» Written problem
Gather every line holding the string "xlabel".

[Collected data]
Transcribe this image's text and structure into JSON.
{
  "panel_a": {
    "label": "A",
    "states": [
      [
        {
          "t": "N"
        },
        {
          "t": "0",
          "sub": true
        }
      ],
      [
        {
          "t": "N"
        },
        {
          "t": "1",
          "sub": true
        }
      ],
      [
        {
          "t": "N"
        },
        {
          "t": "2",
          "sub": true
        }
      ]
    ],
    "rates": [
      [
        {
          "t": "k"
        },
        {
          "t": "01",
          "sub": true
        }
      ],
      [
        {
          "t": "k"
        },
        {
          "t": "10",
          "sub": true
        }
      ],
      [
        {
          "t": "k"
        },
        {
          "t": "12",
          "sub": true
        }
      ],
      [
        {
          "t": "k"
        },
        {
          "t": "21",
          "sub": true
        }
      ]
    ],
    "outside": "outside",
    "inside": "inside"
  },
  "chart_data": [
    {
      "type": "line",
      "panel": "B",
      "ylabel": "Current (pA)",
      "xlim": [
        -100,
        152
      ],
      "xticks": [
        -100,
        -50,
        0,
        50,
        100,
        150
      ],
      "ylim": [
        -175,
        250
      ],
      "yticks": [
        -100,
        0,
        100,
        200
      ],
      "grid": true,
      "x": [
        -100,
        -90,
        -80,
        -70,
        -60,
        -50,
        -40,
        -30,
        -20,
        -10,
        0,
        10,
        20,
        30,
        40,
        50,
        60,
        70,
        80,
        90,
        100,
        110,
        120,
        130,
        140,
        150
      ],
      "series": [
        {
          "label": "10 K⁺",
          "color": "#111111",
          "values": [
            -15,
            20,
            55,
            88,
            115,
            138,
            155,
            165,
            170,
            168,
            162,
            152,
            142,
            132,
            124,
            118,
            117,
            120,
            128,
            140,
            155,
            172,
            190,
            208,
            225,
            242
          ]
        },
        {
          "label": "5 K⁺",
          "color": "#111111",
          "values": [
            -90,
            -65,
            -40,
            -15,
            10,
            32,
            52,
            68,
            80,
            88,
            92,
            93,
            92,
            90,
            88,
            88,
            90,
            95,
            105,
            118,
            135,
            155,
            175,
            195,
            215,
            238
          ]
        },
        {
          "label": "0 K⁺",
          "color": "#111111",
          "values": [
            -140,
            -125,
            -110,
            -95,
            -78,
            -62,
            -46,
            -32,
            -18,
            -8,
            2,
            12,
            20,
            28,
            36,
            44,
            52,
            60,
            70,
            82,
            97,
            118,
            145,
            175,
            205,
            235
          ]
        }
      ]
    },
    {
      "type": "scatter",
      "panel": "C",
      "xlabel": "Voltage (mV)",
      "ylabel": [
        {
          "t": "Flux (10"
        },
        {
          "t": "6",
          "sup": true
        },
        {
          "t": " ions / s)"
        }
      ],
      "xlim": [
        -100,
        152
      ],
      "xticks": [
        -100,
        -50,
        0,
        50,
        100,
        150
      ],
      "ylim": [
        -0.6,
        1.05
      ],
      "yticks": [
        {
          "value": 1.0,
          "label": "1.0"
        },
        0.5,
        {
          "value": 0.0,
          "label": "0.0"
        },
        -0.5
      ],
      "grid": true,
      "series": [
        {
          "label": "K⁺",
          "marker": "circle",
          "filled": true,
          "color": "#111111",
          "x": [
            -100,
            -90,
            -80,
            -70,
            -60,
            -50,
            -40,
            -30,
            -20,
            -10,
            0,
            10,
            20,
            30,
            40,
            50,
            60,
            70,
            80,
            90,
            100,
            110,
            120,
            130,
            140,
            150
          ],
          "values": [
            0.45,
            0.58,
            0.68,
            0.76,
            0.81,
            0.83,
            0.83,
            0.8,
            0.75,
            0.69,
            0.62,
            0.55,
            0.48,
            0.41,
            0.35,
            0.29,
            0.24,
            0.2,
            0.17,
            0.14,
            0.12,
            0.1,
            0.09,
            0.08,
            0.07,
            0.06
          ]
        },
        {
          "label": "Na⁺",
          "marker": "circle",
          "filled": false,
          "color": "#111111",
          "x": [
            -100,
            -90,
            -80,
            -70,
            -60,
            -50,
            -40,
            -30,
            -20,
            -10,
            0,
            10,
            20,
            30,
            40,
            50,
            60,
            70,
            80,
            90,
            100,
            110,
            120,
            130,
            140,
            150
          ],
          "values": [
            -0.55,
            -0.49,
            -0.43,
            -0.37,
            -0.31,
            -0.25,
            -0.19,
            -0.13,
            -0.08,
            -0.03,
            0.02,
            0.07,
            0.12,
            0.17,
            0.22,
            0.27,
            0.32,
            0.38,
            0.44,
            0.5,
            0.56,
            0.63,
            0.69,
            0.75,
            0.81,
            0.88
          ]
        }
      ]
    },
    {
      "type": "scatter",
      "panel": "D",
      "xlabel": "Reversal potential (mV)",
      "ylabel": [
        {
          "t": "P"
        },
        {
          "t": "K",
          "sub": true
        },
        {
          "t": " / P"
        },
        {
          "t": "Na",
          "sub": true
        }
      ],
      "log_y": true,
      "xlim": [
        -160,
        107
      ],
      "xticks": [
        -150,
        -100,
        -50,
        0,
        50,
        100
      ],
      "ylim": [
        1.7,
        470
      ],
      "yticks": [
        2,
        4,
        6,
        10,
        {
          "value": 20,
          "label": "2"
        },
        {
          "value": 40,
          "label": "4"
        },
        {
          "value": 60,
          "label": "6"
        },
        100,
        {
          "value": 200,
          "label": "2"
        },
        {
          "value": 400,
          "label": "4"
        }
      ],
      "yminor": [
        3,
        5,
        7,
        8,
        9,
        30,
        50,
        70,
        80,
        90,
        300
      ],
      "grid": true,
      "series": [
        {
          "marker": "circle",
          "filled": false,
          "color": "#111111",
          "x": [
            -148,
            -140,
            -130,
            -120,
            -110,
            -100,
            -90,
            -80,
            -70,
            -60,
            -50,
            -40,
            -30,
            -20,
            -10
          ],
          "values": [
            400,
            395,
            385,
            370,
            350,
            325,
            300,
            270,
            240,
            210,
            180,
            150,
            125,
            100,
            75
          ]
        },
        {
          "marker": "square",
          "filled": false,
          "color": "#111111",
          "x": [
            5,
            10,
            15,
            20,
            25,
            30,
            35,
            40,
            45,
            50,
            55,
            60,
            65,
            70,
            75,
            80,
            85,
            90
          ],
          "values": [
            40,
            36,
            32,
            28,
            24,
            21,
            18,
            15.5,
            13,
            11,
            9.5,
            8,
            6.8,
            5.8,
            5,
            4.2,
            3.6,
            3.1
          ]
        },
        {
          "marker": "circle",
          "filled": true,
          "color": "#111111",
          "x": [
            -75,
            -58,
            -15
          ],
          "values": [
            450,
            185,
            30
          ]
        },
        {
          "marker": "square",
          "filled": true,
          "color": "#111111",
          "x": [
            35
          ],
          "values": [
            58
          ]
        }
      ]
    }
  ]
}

» Exercise output
      "xlabel": "Voltage (mV)",
      "xlabel": "Reversal potential (mV)",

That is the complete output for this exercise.